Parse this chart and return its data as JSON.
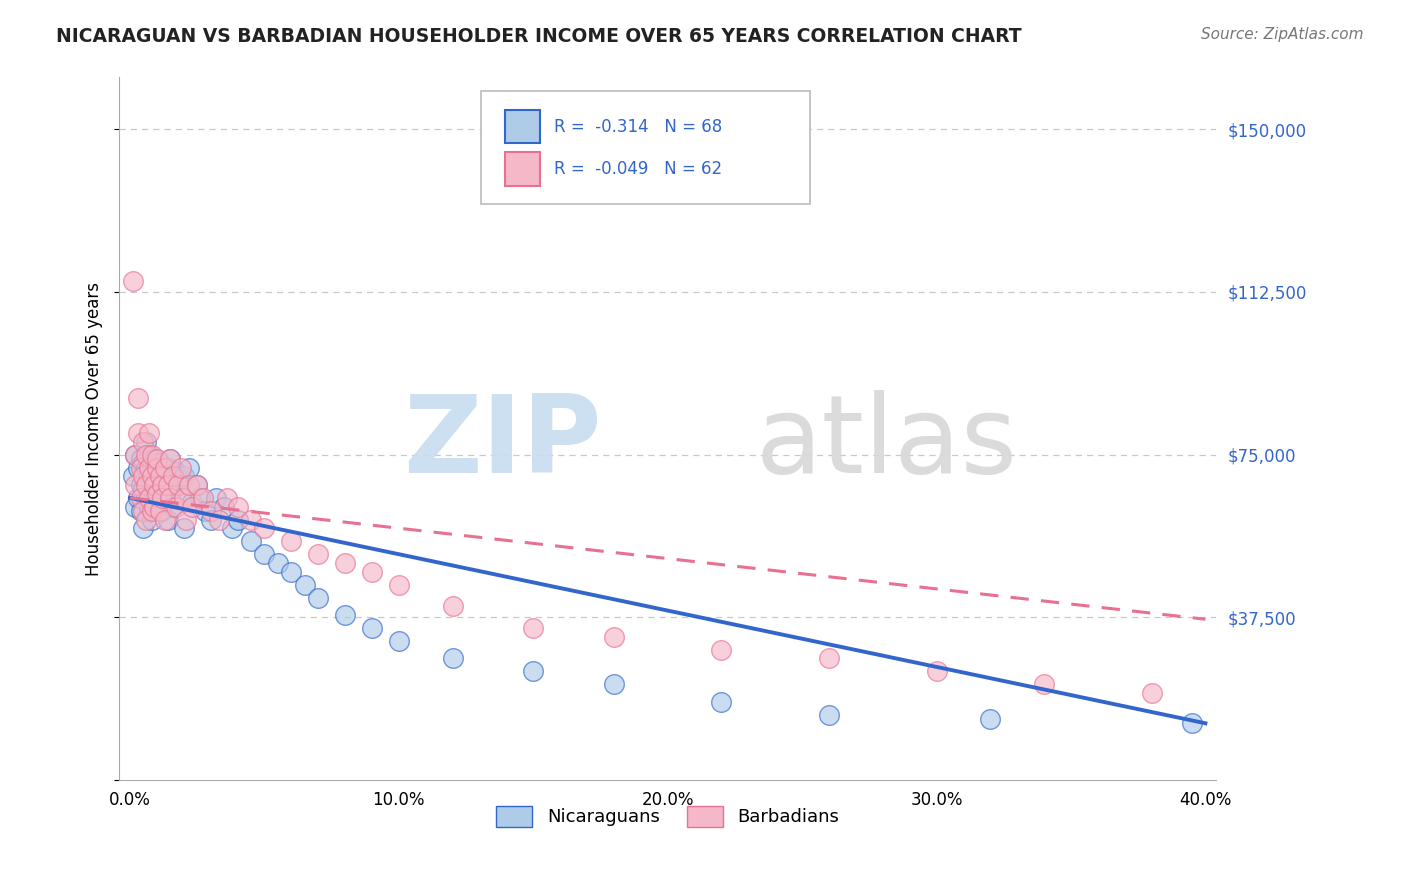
{
  "title": "NICARAGUAN VS BARBADIAN HOUSEHOLDER INCOME OVER 65 YEARS CORRELATION CHART",
  "source": "Source: ZipAtlas.com",
  "ylabel": "Householder Income Over 65 years",
  "xlim": [
    -0.004,
    0.404
  ],
  "ylim": [
    0,
    162000
  ],
  "yticks": [
    0,
    37500,
    75000,
    112500,
    150000
  ],
  "ytick_labels": [
    "",
    "$37,500",
    "$75,000",
    "$112,500",
    "$150,000"
  ],
  "xticks": [
    0.0,
    0.1,
    0.2,
    0.3,
    0.4
  ],
  "xtick_labels": [
    "0.0%",
    "10.0%",
    "20.0%",
    "30.0%",
    "40.0%"
  ],
  "legend_line1": "R=  -0.314   N = 68",
  "legend_line2": "R=  -0.049   N = 62",
  "nicaraguan_color": "#aecce8",
  "barbadian_color": "#f5b8c8",
  "trend_blue": "#3366cc",
  "trend_pink": "#e87090",
  "background_color": "#ffffff",
  "grid_color": "#c8c8c8",
  "nicaraguan_x": [
    0.001,
    0.002,
    0.002,
    0.003,
    0.003,
    0.004,
    0.004,
    0.004,
    0.005,
    0.005,
    0.005,
    0.006,
    0.006,
    0.006,
    0.007,
    0.007,
    0.007,
    0.008,
    0.008,
    0.008,
    0.009,
    0.009,
    0.01,
    0.01,
    0.01,
    0.011,
    0.011,
    0.012,
    0.012,
    0.013,
    0.013,
    0.014,
    0.014,
    0.015,
    0.015,
    0.016,
    0.016,
    0.017,
    0.018,
    0.019,
    0.02,
    0.02,
    0.022,
    0.023,
    0.025,
    0.026,
    0.028,
    0.03,
    0.032,
    0.035,
    0.038,
    0.04,
    0.045,
    0.05,
    0.055,
    0.06,
    0.065,
    0.07,
    0.08,
    0.09,
    0.1,
    0.12,
    0.15,
    0.18,
    0.22,
    0.26,
    0.32,
    0.395
  ],
  "nicaraguan_y": [
    70000,
    75000,
    63000,
    72000,
    65000,
    74000,
    68000,
    62000,
    73000,
    67000,
    58000,
    72000,
    65000,
    78000,
    70000,
    63000,
    75000,
    68000,
    72000,
    60000,
    66000,
    74000,
    71000,
    64000,
    69000,
    67000,
    73000,
    62000,
    70000,
    65000,
    68000,
    72000,
    60000,
    74000,
    66000,
    68000,
    63000,
    71000,
    69000,
    65000,
    70000,
    58000,
    72000,
    64000,
    68000,
    65000,
    62000,
    60000,
    65000,
    63000,
    58000,
    60000,
    55000,
    52000,
    50000,
    48000,
    45000,
    42000,
    38000,
    35000,
    32000,
    28000,
    25000,
    22000,
    18000,
    15000,
    14000,
    13000
  ],
  "barbadian_x": [
    0.001,
    0.002,
    0.002,
    0.003,
    0.003,
    0.004,
    0.004,
    0.005,
    0.005,
    0.005,
    0.006,
    0.006,
    0.006,
    0.007,
    0.007,
    0.007,
    0.008,
    0.008,
    0.008,
    0.009,
    0.009,
    0.01,
    0.01,
    0.01,
    0.011,
    0.011,
    0.012,
    0.012,
    0.013,
    0.013,
    0.014,
    0.015,
    0.015,
    0.016,
    0.017,
    0.018,
    0.019,
    0.02,
    0.021,
    0.022,
    0.023,
    0.025,
    0.027,
    0.03,
    0.033,
    0.036,
    0.04,
    0.045,
    0.05,
    0.06,
    0.07,
    0.08,
    0.09,
    0.1,
    0.12,
    0.15,
    0.18,
    0.22,
    0.26,
    0.3,
    0.34,
    0.38
  ],
  "barbadian_y": [
    115000,
    75000,
    68000,
    80000,
    88000,
    72000,
    65000,
    78000,
    70000,
    62000,
    75000,
    68000,
    60000,
    80000,
    65000,
    72000,
    70000,
    62000,
    75000,
    68000,
    63000,
    72000,
    66000,
    74000,
    70000,
    62000,
    68000,
    65000,
    72000,
    60000,
    68000,
    74000,
    65000,
    70000,
    63000,
    68000,
    72000,
    65000,
    60000,
    68000,
    63000,
    68000,
    65000,
    62000,
    60000,
    65000,
    63000,
    60000,
    58000,
    55000,
    52000,
    50000,
    48000,
    45000,
    40000,
    35000,
    33000,
    30000,
    28000,
    25000,
    22000,
    20000
  ],
  "trend_blue_x0": 0.0,
  "trend_blue_y0": 65000,
  "trend_blue_x1": 0.4,
  "trend_blue_y1": 13000,
  "trend_pink_x0": 0.0,
  "trend_pink_y0": 65000,
  "trend_pink_x1": 0.4,
  "trend_pink_y1": 37000
}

**Do this**. All of the entries above should be duplicated exactly, except for the pictures.

**Completed exercise**.
Parse this chart and return its data as JSON.
{
  "title": "NICARAGUAN VS BARBADIAN HOUSEHOLDER INCOME OVER 65 YEARS CORRELATION CHART",
  "source": "Source: ZipAtlas.com",
  "ylabel": "Householder Income Over 65 years",
  "xlim": [
    -0.004,
    0.404
  ],
  "ylim": [
    0,
    162000
  ],
  "yticks": [
    0,
    37500,
    75000,
    112500,
    150000
  ],
  "ytick_labels": [
    "",
    "$37,500",
    "$75,000",
    "$112,500",
    "$150,000"
  ],
  "xticks": [
    0.0,
    0.1,
    0.2,
    0.3,
    0.4
  ],
  "xtick_labels": [
    "0.0%",
    "10.0%",
    "20.0%",
    "30.0%",
    "40.0%"
  ],
  "legend_line1": "R=  -0.314   N = 68",
  "legend_line2": "R=  -0.049   N = 62",
  "nicaraguan_color": "#aecce8",
  "barbadian_color": "#f5b8c8",
  "trend_blue": "#3366cc",
  "trend_pink": "#e87090",
  "background_color": "#ffffff",
  "grid_color": "#c8c8c8",
  "nicaraguan_x": [
    0.001,
    0.002,
    0.002,
    0.003,
    0.003,
    0.004,
    0.004,
    0.004,
    0.005,
    0.005,
    0.005,
    0.006,
    0.006,
    0.006,
    0.007,
    0.007,
    0.007,
    0.008,
    0.008,
    0.008,
    0.009,
    0.009,
    0.01,
    0.01,
    0.01,
    0.011,
    0.011,
    0.012,
    0.012,
    0.013,
    0.013,
    0.014,
    0.014,
    0.015,
    0.015,
    0.016,
    0.016,
    0.017,
    0.018,
    0.019,
    0.02,
    0.02,
    0.022,
    0.023,
    0.025,
    0.026,
    0.028,
    0.03,
    0.032,
    0.035,
    0.038,
    0.04,
    0.045,
    0.05,
    0.055,
    0.06,
    0.065,
    0.07,
    0.08,
    0.09,
    0.1,
    0.12,
    0.15,
    0.18,
    0.22,
    0.26,
    0.32,
    0.395
  ],
  "nicaraguan_y": [
    70000,
    75000,
    63000,
    72000,
    65000,
    74000,
    68000,
    62000,
    73000,
    67000,
    58000,
    72000,
    65000,
    78000,
    70000,
    63000,
    75000,
    68000,
    72000,
    60000,
    66000,
    74000,
    71000,
    64000,
    69000,
    67000,
    73000,
    62000,
    70000,
    65000,
    68000,
    72000,
    60000,
    74000,
    66000,
    68000,
    63000,
    71000,
    69000,
    65000,
    70000,
    58000,
    72000,
    64000,
    68000,
    65000,
    62000,
    60000,
    65000,
    63000,
    58000,
    60000,
    55000,
    52000,
    50000,
    48000,
    45000,
    42000,
    38000,
    35000,
    32000,
    28000,
    25000,
    22000,
    18000,
    15000,
    14000,
    13000
  ],
  "barbadian_x": [
    0.001,
    0.002,
    0.002,
    0.003,
    0.003,
    0.004,
    0.004,
    0.005,
    0.005,
    0.005,
    0.006,
    0.006,
    0.006,
    0.007,
    0.007,
    0.007,
    0.008,
    0.008,
    0.008,
    0.009,
    0.009,
    0.01,
    0.01,
    0.01,
    0.011,
    0.011,
    0.012,
    0.012,
    0.013,
    0.013,
    0.014,
    0.015,
    0.015,
    0.016,
    0.017,
    0.018,
    0.019,
    0.02,
    0.021,
    0.022,
    0.023,
    0.025,
    0.027,
    0.03,
    0.033,
    0.036,
    0.04,
    0.045,
    0.05,
    0.06,
    0.07,
    0.08,
    0.09,
    0.1,
    0.12,
    0.15,
    0.18,
    0.22,
    0.26,
    0.3,
    0.34,
    0.38
  ],
  "barbadian_y": [
    115000,
    75000,
    68000,
    80000,
    88000,
    72000,
    65000,
    78000,
    70000,
    62000,
    75000,
    68000,
    60000,
    80000,
    65000,
    72000,
    70000,
    62000,
    75000,
    68000,
    63000,
    72000,
    66000,
    74000,
    70000,
    62000,
    68000,
    65000,
    72000,
    60000,
    68000,
    74000,
    65000,
    70000,
    63000,
    68000,
    72000,
    65000,
    60000,
    68000,
    63000,
    68000,
    65000,
    62000,
    60000,
    65000,
    63000,
    60000,
    58000,
    55000,
    52000,
    50000,
    48000,
    45000,
    40000,
    35000,
    33000,
    30000,
    28000,
    25000,
    22000,
    20000
  ],
  "trend_blue_x0": 0.0,
  "trend_blue_y0": 65000,
  "trend_blue_x1": 0.4,
  "trend_blue_y1": 13000,
  "trend_pink_x0": 0.0,
  "trend_pink_y0": 65000,
  "trend_pink_x1": 0.4,
  "trend_pink_y1": 37000
}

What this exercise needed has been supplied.